_TASK INSTRUCTIONS_
Produce an exact copy of all the records.

╭──

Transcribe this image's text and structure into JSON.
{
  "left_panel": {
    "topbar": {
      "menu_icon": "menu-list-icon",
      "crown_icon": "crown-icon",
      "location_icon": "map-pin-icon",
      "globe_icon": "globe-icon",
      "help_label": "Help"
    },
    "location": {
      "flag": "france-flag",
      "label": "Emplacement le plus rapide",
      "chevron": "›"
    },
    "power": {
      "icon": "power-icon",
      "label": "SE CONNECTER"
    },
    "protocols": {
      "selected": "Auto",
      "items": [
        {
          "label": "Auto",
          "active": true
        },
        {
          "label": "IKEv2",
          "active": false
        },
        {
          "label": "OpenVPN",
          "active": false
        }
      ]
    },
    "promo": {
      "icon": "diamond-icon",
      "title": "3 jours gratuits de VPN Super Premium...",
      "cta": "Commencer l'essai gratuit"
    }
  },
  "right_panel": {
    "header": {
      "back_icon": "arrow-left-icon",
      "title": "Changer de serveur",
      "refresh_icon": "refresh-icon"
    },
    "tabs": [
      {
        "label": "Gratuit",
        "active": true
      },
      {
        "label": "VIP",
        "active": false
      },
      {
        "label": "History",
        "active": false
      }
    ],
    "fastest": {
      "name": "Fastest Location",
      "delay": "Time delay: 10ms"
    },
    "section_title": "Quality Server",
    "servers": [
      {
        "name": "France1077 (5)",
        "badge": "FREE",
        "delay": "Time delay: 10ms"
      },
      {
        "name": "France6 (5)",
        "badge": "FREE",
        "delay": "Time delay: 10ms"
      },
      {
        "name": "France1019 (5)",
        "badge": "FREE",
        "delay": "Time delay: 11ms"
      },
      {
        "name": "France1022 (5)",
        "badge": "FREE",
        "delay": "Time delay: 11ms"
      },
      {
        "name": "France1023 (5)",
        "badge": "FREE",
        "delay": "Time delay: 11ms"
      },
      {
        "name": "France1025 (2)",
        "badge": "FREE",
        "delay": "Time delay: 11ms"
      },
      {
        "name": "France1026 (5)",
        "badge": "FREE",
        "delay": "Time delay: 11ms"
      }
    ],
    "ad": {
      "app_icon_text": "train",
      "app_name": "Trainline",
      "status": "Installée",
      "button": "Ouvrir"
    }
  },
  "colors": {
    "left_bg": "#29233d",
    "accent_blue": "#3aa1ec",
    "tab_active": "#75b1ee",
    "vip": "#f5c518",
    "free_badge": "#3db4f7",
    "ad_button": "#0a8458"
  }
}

╰──

_ANSWER IN FULL_
Transcribe this image's text and structure into JSON.
{
  "left_panel": {
    "topbar": {
      "menu_icon": "menu-list-icon",
      "crown_icon": "crown-icon",
      "location_icon": "map-pin-icon",
      "globe_icon": "globe-icon",
      "help_label": "Help"
    },
    "location": {
      "flag": "france-flag",
      "label": "Emplacement le plus rapide",
      "chevron": "›"
    },
    "power": {
      "icon": "power-icon",
      "label": "SE CONNECTER"
    },
    "protocols": {
      "selected": "Auto",
      "items": [
        {
          "label": "Auto",
          "active": true
        },
        {
          "label": "IKEv2",
          "active": false
        },
        {
          "label": "OpenVPN",
          "active": false
        }
      ]
    },
    "promo": {
      "icon": "diamond-icon",
      "title": "3 jours gratuits de VPN Super Premium...",
      "cta": "Commencer l'essai gratuit"
    }
  },
  "right_panel": {
    "header": {
      "back_icon": "arrow-left-icon",
      "title": "Changer de serveur",
      "refresh_icon": "refresh-icon"
    },
    "tabs": [
      {
        "label": "Gratuit",
        "active": true
      },
      {
        "label": "VIP",
        "active": false
      },
      {
        "label": "History",
        "active": false
      }
    ],
    "fastest": {
      "name": "Fastest Location",
      "delay": "Time delay: 10ms"
    },
    "section_title": "Quality Server",
    "servers": [
      {
        "name": "France1077 (5)",
        "badge": "FREE",
        "delay": "Time delay: 10ms"
      },
      {
        "name": "France6 (5)",
        "badge": "FREE",
        "delay": "Time delay: 10ms"
      },
      {
        "name": "France1019 (5)",
        "badge": "FREE",
        "delay": "Time delay: 11ms"
      },
      {
        "name": "France1022 (5)",
        "badge": "FREE",
        "delay": "Time delay: 11ms"
      },
      {
        "name": "France1023 (5)",
        "badge": "FREE",
        "delay": "Time delay: 11ms"
      },
      {
        "name": "France1025 (2)",
        "badge": "FREE",
        "delay": "Time delay: 11ms"
      },
      {
        "name": "France1026 (5)",
        "badge": "FREE",
        "delay": "Time delay: 11ms"
      }
    ],
    "ad": {
      "app_icon_text": "train",
      "app_name": "Trainline",
      "status": "Installée",
      "button": "Ouvrir"
    }
  },
  "colors": {
    "left_bg": "#29233d",
    "accent_blue": "#3aa1ec",
    "tab_active": "#75b1ee",
    "vip": "#f5c518",
    "free_badge": "#3db4f7",
    "ad_button": "#0a8458"
  }
}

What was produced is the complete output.